▶ _AIM_
Pull every "容量瓶中" line out of the data below.

▶ _GIVEN DATA_
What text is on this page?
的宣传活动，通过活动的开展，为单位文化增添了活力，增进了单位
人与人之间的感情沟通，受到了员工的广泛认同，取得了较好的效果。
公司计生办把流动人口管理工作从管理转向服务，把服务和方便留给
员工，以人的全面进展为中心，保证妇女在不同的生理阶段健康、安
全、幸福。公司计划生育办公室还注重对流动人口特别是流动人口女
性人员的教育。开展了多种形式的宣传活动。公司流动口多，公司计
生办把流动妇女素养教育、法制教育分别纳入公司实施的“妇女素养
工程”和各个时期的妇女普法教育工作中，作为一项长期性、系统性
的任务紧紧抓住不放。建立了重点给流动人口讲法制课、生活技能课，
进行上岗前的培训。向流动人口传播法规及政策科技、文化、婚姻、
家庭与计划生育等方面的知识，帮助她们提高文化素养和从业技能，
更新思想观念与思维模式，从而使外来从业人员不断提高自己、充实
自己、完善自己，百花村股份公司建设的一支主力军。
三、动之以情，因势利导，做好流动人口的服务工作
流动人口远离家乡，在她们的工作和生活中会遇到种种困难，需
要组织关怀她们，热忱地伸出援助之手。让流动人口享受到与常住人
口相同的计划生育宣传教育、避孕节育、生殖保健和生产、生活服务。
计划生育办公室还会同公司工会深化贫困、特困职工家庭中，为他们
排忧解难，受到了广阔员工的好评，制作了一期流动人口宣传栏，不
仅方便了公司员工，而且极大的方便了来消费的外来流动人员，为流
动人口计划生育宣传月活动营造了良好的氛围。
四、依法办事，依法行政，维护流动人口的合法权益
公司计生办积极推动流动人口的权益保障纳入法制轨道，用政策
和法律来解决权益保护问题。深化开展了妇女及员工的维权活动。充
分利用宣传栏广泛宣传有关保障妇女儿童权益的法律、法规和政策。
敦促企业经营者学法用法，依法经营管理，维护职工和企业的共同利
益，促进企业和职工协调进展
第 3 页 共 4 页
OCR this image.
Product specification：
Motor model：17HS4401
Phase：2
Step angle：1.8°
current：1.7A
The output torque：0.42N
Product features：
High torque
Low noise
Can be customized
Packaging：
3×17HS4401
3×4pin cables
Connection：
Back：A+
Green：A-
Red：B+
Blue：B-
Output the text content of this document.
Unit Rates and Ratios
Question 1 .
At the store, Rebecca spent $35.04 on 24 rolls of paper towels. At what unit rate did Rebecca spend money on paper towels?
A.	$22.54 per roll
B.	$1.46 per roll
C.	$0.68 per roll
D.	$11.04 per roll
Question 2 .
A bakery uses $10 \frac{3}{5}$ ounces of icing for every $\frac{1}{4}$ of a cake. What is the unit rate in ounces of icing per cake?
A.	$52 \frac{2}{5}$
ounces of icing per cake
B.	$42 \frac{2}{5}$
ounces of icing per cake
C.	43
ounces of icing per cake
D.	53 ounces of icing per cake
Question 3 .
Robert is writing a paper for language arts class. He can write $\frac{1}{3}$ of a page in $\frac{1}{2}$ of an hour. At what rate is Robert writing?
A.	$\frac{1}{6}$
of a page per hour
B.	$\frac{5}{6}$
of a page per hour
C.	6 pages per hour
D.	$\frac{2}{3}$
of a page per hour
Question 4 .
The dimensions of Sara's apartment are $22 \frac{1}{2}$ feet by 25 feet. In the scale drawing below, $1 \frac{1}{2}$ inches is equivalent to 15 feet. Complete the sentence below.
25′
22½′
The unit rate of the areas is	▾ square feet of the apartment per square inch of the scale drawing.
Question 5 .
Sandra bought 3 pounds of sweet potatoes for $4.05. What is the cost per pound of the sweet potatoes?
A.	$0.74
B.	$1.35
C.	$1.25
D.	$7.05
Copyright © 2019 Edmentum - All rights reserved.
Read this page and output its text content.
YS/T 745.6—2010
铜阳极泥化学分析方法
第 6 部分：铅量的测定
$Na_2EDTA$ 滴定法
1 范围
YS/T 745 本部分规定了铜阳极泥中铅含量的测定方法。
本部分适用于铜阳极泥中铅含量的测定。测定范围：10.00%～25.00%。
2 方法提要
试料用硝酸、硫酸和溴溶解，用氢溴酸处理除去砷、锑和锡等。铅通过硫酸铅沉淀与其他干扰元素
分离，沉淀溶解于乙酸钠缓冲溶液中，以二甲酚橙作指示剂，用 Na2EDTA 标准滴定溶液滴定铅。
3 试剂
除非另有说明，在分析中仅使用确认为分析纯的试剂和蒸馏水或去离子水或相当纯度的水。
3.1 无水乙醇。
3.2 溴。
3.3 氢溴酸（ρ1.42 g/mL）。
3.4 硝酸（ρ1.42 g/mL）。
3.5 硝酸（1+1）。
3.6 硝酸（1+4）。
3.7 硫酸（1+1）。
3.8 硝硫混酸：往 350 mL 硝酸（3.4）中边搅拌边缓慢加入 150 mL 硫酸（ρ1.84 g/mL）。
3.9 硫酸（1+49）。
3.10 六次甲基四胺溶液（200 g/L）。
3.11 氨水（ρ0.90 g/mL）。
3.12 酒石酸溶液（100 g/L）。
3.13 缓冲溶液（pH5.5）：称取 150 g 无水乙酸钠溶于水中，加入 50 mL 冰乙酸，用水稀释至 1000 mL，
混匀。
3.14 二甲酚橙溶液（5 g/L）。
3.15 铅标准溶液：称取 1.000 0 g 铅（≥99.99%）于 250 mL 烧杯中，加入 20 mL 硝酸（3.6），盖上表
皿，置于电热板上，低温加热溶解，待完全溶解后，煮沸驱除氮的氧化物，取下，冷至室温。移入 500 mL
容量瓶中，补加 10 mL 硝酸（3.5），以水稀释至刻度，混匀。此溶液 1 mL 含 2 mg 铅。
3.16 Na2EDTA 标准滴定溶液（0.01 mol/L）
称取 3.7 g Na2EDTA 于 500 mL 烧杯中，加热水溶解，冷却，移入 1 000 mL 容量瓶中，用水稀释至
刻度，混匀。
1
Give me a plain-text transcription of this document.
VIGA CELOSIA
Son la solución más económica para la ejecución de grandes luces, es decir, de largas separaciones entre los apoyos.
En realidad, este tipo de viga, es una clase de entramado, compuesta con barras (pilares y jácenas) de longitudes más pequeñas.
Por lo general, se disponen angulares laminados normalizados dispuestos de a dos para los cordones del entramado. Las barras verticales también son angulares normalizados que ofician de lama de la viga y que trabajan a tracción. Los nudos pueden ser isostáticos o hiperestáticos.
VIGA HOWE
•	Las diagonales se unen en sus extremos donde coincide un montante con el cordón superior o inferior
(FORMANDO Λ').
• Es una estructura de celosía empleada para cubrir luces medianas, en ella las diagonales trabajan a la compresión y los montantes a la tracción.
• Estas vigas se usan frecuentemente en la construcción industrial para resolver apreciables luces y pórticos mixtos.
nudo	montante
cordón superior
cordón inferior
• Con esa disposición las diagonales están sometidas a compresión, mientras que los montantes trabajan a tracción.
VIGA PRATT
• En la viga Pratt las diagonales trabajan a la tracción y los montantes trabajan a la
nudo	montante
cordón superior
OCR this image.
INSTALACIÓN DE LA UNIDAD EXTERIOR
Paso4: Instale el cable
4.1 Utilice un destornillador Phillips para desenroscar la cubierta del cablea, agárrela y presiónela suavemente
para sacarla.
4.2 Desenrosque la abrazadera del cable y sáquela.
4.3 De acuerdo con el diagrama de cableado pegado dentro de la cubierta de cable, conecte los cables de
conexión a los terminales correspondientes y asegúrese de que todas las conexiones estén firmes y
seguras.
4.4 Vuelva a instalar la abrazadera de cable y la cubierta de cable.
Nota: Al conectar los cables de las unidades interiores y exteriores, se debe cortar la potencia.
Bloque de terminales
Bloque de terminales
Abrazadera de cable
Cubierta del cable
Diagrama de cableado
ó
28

▶ _ANSWER TO THIS EXERCISE_
容量瓶中，补加 10 mL 硝酸（3.5），以水稀释至刻度，混匀。此溶液 1 mL 含 2 mg 铅。
称取 3.7 g Na2EDTA 于 500 mL 烧杯中，加热水溶解，冷却，移入 1 000 mL 容量瓶中，用水稀释至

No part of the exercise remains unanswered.